Written task: Copy each line of the listing below exactly.

Extracted records:
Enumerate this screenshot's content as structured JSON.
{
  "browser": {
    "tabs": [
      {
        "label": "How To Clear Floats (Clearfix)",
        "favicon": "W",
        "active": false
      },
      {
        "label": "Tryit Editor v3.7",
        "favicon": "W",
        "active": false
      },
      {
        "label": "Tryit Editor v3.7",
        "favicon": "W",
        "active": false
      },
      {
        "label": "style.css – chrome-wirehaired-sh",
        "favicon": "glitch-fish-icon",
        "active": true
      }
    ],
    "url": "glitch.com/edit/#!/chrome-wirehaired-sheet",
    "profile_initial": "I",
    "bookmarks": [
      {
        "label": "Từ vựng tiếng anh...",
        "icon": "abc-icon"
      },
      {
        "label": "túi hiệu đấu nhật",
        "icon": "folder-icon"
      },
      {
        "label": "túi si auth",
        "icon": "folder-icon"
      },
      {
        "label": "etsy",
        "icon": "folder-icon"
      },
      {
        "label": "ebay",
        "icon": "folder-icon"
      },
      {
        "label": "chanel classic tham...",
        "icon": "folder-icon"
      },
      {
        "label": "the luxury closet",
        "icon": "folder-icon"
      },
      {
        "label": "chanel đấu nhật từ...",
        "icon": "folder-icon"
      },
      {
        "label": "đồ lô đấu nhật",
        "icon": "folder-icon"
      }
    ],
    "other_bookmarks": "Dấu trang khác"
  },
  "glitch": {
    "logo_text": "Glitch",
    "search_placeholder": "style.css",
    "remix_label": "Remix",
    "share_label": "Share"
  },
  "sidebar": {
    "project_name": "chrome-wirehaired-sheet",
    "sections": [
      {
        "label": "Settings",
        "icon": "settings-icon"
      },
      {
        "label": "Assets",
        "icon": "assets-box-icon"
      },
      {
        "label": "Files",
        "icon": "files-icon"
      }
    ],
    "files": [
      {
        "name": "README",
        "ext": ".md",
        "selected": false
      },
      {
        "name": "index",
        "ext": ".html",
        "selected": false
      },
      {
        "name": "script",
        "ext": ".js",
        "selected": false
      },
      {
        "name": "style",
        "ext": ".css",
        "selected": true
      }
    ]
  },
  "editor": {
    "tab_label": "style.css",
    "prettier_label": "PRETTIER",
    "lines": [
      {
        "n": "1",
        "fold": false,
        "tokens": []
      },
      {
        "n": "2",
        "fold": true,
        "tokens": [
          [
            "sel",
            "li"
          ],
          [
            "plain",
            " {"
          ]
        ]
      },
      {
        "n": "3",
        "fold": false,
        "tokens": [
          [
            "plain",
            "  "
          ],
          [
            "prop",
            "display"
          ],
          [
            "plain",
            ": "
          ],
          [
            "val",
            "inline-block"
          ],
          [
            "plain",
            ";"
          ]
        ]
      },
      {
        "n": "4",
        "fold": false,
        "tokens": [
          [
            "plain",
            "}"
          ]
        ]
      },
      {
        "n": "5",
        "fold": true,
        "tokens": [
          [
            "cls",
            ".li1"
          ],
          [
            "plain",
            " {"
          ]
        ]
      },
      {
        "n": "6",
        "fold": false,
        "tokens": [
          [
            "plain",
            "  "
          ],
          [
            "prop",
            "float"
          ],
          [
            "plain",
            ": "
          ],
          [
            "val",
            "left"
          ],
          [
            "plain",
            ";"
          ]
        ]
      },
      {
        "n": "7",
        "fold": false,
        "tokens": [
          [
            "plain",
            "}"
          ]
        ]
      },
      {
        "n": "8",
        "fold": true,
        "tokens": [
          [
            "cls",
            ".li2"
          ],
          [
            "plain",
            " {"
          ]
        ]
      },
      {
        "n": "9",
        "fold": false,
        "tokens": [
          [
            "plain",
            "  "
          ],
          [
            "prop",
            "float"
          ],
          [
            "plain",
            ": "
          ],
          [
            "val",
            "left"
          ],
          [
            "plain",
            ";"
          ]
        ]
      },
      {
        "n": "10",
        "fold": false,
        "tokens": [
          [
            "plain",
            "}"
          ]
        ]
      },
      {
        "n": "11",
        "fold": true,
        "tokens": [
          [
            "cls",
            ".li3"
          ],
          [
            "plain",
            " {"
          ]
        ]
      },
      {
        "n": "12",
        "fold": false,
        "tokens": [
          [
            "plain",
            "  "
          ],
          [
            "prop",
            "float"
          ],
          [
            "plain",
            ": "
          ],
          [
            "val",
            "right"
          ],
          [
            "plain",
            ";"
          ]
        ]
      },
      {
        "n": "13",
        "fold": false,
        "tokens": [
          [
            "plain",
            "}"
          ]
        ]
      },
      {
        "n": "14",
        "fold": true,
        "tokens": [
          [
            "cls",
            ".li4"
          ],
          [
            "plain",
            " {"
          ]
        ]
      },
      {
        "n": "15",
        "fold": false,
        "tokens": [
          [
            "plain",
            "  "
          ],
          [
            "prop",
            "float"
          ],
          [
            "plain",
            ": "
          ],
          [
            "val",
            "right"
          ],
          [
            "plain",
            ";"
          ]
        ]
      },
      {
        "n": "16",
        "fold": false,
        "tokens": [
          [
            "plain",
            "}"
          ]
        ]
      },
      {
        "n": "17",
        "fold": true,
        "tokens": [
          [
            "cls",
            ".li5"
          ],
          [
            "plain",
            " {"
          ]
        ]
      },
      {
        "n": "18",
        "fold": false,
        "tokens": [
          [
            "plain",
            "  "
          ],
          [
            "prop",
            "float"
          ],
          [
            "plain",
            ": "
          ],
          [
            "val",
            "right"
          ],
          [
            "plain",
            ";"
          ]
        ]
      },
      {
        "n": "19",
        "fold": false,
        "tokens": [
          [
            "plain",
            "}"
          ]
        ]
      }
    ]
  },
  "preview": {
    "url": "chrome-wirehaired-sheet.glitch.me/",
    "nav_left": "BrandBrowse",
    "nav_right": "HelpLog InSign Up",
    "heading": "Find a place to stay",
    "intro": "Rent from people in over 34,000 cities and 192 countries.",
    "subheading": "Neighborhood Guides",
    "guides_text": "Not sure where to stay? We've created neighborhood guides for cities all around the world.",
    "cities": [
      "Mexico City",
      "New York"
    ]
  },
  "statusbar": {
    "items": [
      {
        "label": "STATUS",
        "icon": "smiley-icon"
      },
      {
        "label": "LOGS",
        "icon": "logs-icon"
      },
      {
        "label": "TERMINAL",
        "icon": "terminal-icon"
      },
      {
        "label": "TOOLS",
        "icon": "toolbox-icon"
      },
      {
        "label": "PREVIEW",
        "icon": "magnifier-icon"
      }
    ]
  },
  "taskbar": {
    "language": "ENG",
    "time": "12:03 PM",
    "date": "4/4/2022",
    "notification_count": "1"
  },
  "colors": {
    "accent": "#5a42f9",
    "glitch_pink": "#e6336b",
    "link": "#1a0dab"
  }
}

Expected answer:
Enumerate this screenshot's content as structured JSON.
{
  "browser": {
    "tabs": [
      {
        "label": "How To Clear Floats (Clearfix)",
        "favicon": "W",
        "active": false
      },
      {
        "label": "Tryit Editor v3.7",
        "favicon": "W",
        "active": false
      },
      {
        "label": "Tryit Editor v3.7",
        "favicon": "W",
        "active": false
      },
      {
        "label": "style.css – chrome-wirehaired-sh",
        "favicon": "glitch-fish-icon",
        "active": true
      }
    ],
    "url": "glitch.com/edit/#!/chrome-wirehaired-sheet",
    "profile_initial": "I",
    "bookmarks": [
      {
        "label": "Từ vựng tiếng anh...",
        "icon": "abc-icon"
      },
      {
        "label": "túi hiệu đấu nhật",
        "icon": "folder-icon"
      },
      {
        "label": "túi si auth",
        "icon": "folder-icon"
      },
      {
        "label": "etsy",
        "icon": "folder-icon"
      },
      {
        "label": "ebay",
        "icon": "folder-icon"
      },
      {
        "label": "chanel classic tham...",
        "icon": "folder-icon"
      },
      {
        "label": "the luxury closet",
        "icon": "folder-icon"
      },
      {
        "label": "chanel đấu nhật từ...",
        "icon": "folder-icon"
      },
      {
        "label": "đồ lô đấu nhật",
        "icon": "folder-icon"
      }
    ],
    "other_bookmarks": "Dấu trang khác"
  },
  "glitch": {
    "logo_text": "Glitch",
    "search_placeholder": "style.css",
    "remix_label": "Remix",
    "share_label": "Share"
  },
  "sidebar": {
    "project_name": "chrome-wirehaired-sheet",
    "sections": [
      {
        "label": "Settings",
        "icon": "settings-icon"
      },
      {
        "label": "Assets",
        "icon": "assets-box-icon"
      },
      {
        "label": "Files",
        "icon": "files-icon"
      }
    ],
    "files": [
      {
        "name": "README",
        "ext": ".md",
        "selected": false
      },
      {
        "name": "index",
        "ext": ".html",
        "selected": false
      },
      {
        "name": "script",
        "ext": ".js",
        "selected": false
      },
      {
        "name": "style",
        "ext": ".css",
        "selected": true
      }
    ]
  },
  "editor": {
    "tab_label": "style.css",
    "prettier_label": "PRETTIER",
    "lines": [
      {
        "n": "1",
        "fold": false,
        "tokens": []
      },
      {
        "n": "2",
        "fold": true,
        "tokens": [
          [
            "sel",
            "li"
          ],
          [
            "plain",
            " {"
          ]
        ]
      },
      {
        "n": "3",
        "fold": false,
        "tokens": [
          [
            "plain",
            "  "
          ],
          [
            "prop",
            "display"
          ],
          [
            "plain",
            ": "
          ],
          [
            "val",
            "inline-block"
          ],
          [
            "plain",
            ";"
          ]
        ]
      },
      {
        "n": "4",
        "fold": false,
        "tokens": [
          [
            "plain",
            "}"
          ]
        ]
      },
      {
        "n": "5",
        "fold": true,
        "tokens": [
          [
            "cls",
            ".li1"
          ],
          [
            "plain",
            " {"
          ]
        ]
      },
      {
        "n": "6",
        "fold": false,
        "tokens": [
          [
            "plain",
            "  "
          ],
          [
            "prop",
            "float"
          ],
          [
            "plain",
            ": "
          ],
          [
            "val",
            "left"
          ],
          [
            "plain",
            ";"
          ]
        ]
      },
      {
        "n": "7",
        "fold": false,
        "tokens": [
          [
            "plain",
            "}"
          ]
        ]
      },
      {
        "n": "8",
        "fold": true,
        "tokens": [
          [
            "cls",
            ".li2"
          ],
          [
            "plain",
            " {"
          ]
        ]
      },
      {
        "n": "9",
        "fold": false,
        "tokens": [
          [
            "plain",
            "  "
          ],
          [
            "prop",
            "float"
          ],
          [
            "plain",
            ": "
          ],
          [
            "val",
            "left"
          ],
          [
            "plain",
            ";"
          ]
        ]
      },
      {
        "n": "10",
        "fold": false,
        "tokens": [
          [
            "plain",
            "}"
          ]
        ]
      },
      {
        "n": "11",
        "fold": true,
        "tokens": [
          [
            "cls",
            ".li3"
          ],
          [
            "plain",
            " {"
          ]
        ]
      },
      {
        "n": "12",
        "fold": false,
        "tokens": [
          [
            "plain",
            "  "
          ],
          [
            "prop",
            "float"
          ],
          [
            "plain",
            ": "
          ],
          [
            "val",
            "right"
          ],
          [
            "plain",
            ";"
          ]
        ]
      },
      {
        "n": "13",
        "fold": false,
        "tokens": [
          [
            "plain",
            "}"
          ]
        ]
      },
      {
        "n": "14",
        "fold": true,
        "tokens": [
          [
            "cls",
            ".li4"
          ],
          [
            "plain",
            " {"
          ]
        ]
      },
      {
        "n": "15",
        "fold": false,
        "tokens": [
          [
            "plain",
            "  "
          ],
          [
            "prop",
            "float"
          ],
          [
            "plain",
            ": "
          ],
          [
            "val",
            "right"
          ],
          [
            "plain",
            ";"
          ]
        ]
      },
      {
        "n": "16",
        "fold": false,
        "tokens": [
          [
            "plain",
            "}"
          ]
        ]
      },
      {
        "n": "17",
        "fold": true,
        "tokens": [
          [
            "cls",
            ".li5"
          ],
          [
            "plain",
            " {"
          ]
        ]
      },
      {
        "n": "18",
        "fold": false,
        "tokens": [
          [
            "plain",
            "  "
          ],
          [
            "prop",
            "float"
          ],
          [
            "plain",
            ": "
          ],
          [
            "val",
            "right"
          ],
          [
            "plain",
            ";"
          ]
        ]
      },
      {
        "n": "19",
        "fold": false,
        "tokens": [
          [
            "plain",
            "}"
          ]
        ]
      }
    ]
  },
  "preview": {
    "url": "chrome-wirehaired-sheet.glitch.me/",
    "nav_left": "BrandBrowse",
    "nav_right": "HelpLog InSign Up",
    "heading": "Find a place to stay",
    "intro": "Rent from people in over 34,000 cities and 192 countries.",
    "subheading": "Neighborhood Guides",
    "guides_text": "Not sure where to stay? We've created neighborhood guides for cities all around the world.",
    "cities": [
      "Mexico City",
      "New York"
    ]
  },
  "statusbar": {
    "items": [
      {
        "label": "STATUS",
        "icon": "smiley-icon"
      },
      {
        "label": "LOGS",
        "icon": "logs-icon"
      },
      {
        "label": "TERMINAL",
        "icon": "terminal-icon"
      },
      {
        "label": "TOOLS",
        "icon": "toolbox-icon"
      },
      {
        "label": "PREVIEW",
        "icon": "magnifier-icon"
      }
    ]
  },
  "taskbar": {
    "language": "ENG",
    "time": "12:03 PM",
    "date": "4/4/2022",
    "notification_count": "1"
  },
  "colors": {
    "accent": "#5a42f9",
    "glitch_pink": "#e6336b",
    "link": "#1a0dab"
  }
}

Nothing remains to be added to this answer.